Transcribe the data in full and exactly, omitting any pictures.

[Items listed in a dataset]
▬▬▬▬▬▬
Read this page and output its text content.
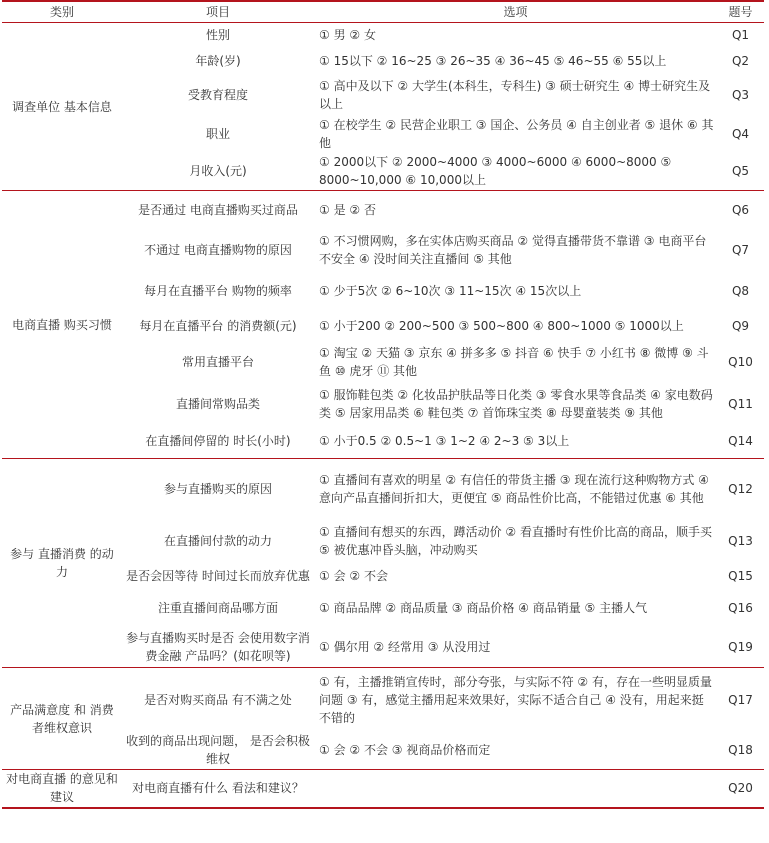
类别	项目	选项	题号
调查单位 基本信息	性别	① 男 ② 女	Q1
	年龄(岁)	① 15以下 ② 16~25 ③ 26~35 ④ 36~45 ⑤ 46~55 ⑥ 55以上	Q2
	受教育程度	① 高中及以下 ② 大学生(本科生，专科生) ③ 硕士研究生 ④ 博士研究生及以上	Q3
	职业	① 在校学生 ② 民营企业职工 ③ 国企、公务员 ④ 自主创业者 ⑤ 退休 ⑥ 其他	Q4
	月收入(元)	① 2000以下 ② 2000~4000 ③ 4000~6000 ④ 6000~8000 ⑤ 8000~10,000 ⑥ 10,000以上	Q5
电商直播 购买习惯	是否通过 电商直播购买过商品	① 是 ② 否	Q6
	不通过 电商直播购物的原因	① 不习惯网购，多在实体店购买商品 ② 觉得直播带货不靠谱 ③ 电商平台不安全 ④ 没时间关注直播间 ⑤ 其他	Q7
	每月在直播平台 购物的频率	① 少于5次 ② 6~10次 ③ 11~15次 ④ 15次以上	Q8
	每月在直播平台 的消费额(元)	① 小于200 ② 200~500 ③ 500~800 ④ 800~1000 ⑤ 1000以上	Q9
	常用直播平台	① 淘宝 ② 天猫 ③ 京东 ④ 拼多多 ⑤ 抖音 ⑥ 快手 ⑦ 小红书 ⑧ 微博 ⑨ 斗鱼 ⑩ 虎牙 ⑪ 其他	Q10
	直播间常购品类	① 服饰鞋包类 ② 化妆品护肤品等日化类 ③ 零食水果等食品类 ④ 家电数码类 ⑤ 居家用品类 ⑥ 鞋包类 ⑦ 首饰珠宝类 ⑧ 母婴童装类 ⑨ 其他	Q11
	在直播间停留的 时长(小时)	① 小于0.5 ② 0.5~1 ③ 1~2 ④ 2~3 ⑤ 3以上	Q14
参与 直播消费 的动力	参与直播购买的原因	① 直播间有喜欢的明星 ② 有信任的带货主播 ③ 现在流行这种购物方式 ④ 意向产品直播间折扣大，更便宜 ⑤ 商品性价比高，不能错过优惠 ⑥ 其他	Q12
	在直播间付款的动力	① 直播间有想买的东西，蹲活动价 ② 看直播时有性价比高的商品，顺手买 ⑤ 被优惠冲昏头脑，冲动购买	Q13
	是否会因等待 时间过长而放弃优惠	① 会 ② 不会	Q15
	注重直播间商品哪方面	① 商品品牌 ② 商品质量 ③ 商品价格 ④ 商品销量 ⑤ 主播人气	Q16
	参与直播购买时是否 会使用数字消费金融 产品吗？(如花呗等)	① 偶尔用 ② 经常用 ③ 从没用过	Q19
产品满意度 和 消费者维权意识	是否对购买商品 有不满之处	① 有，主播推销宣传时，部分夸张，与实际不符 ② 有，存在一些明显质量问题 ③ 有，感觉主播用起来效果好，实际不适合自己 ④ 没有，用起来挺不错的	Q17
	收到的商品出现问题， 是否会积极维权	① 会 ② 不会 ③ 视商品价格而定	Q18
对电商直播 的意见和建议	对电商直播有什么 看法和建议？		Q20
▬▬▬▬▬▬
TASK ANSWER:
Read this page and output its text content.
类别	项目	选项	题号
调查单位 基本信息	性别	① 男 ② 女	Q1
	年龄(岁)	① 15以下 ② 16~25 ③ 26~35 ④ 36~45 ⑤ 46~55 ⑥ 55以上	Q2
	受教育程度	① 高中及以下 ② 大学生(本科生，专科生) ③ 硕士研究生 ④ 博士研究生及以上	Q3
	职业	① 在校学生 ② 民营企业职工 ③ 国企、公务员 ④ 自主创业者 ⑤ 退休 ⑥ 其他	Q4
	月收入(元)	① 2000以下 ② 2000~4000 ③ 4000~6000 ④ 6000~8000 ⑤ 8000~10,000 ⑥ 10,000以上	Q5
电商直播 购买习惯	是否通过 电商直播购买过商品	① 是 ② 否	Q6
	不通过 电商直播购物的原因	① 不习惯网购，多在实体店购买商品 ② 觉得直播带货不靠谱 ③ 电商平台不安全 ④ 没时间关注直播间 ⑤ 其他	Q7
	每月在直播平台 购物的频率	① 少于5次 ② 6~10次 ③ 11~15次 ④ 15次以上	Q8
	每月在直播平台 的消费额(元)	① 小于200 ② 200~500 ③ 500~800 ④ 800~1000 ⑤ 1000以上	Q9
	常用直播平台	① 淘宝 ② 天猫 ③ 京东 ④ 拼多多 ⑤ 抖音 ⑥ 快手 ⑦ 小红书 ⑧ 微博 ⑨ 斗鱼 ⑩ 虎牙 ⑪ 其他	Q10
	直播间常购品类	① 服饰鞋包类 ② 化妆品护肤品等日化类 ③ 零食水果等食品类 ④ 家电数码类 ⑤ 居家用品类 ⑥ 鞋包类 ⑦ 首饰珠宝类 ⑧ 母婴童装类 ⑨ 其他	Q11
	在直播间停留的 时长(小时)	① 小于0.5 ② 0.5~1 ③ 1~2 ④ 2~3 ⑤ 3以上	Q14
参与 直播消费 的动力	参与直播购买的原因	① 直播间有喜欢的明星 ② 有信任的带货主播 ③ 现在流行这种购物方式 ④ 意向产品直播间折扣大，更便宜 ⑤ 商品性价比高，不能错过优惠 ⑥ 其他	Q12
	在直播间付款的动力	① 直播间有想买的东西，蹲活动价 ② 看直播时有性价比高的商品，顺手买 ⑤ 被优惠冲昏头脑，冲动购买	Q13
	是否会因等待 时间过长而放弃优惠	① 会 ② 不会	Q15
	注重直播间商品哪方面	① 商品品牌 ② 商品质量 ③ 商品价格 ④ 商品销量 ⑤ 主播人气	Q16
	参与直播购买时是否 会使用数字消费金融 产品吗？(如花呗等)	① 偶尔用 ② 经常用 ③ 从没用过	Q19
产品满意度 和 消费者维权意识	是否对购买商品 有不满之处	① 有，主播推销宣传时，部分夸张，与实际不符 ② 有，存在一些明显质量问题 ③ 有，感觉主播用起来效果好，实际不适合自己 ④ 没有，用起来挺不错的	Q17
	收到的商品出现问题， 是否会积极维权	① 会 ② 不会 ③ 视商品价格而定	Q18
对电商直播 的意见和建议	对电商直播有什么 看法和建议？		Q20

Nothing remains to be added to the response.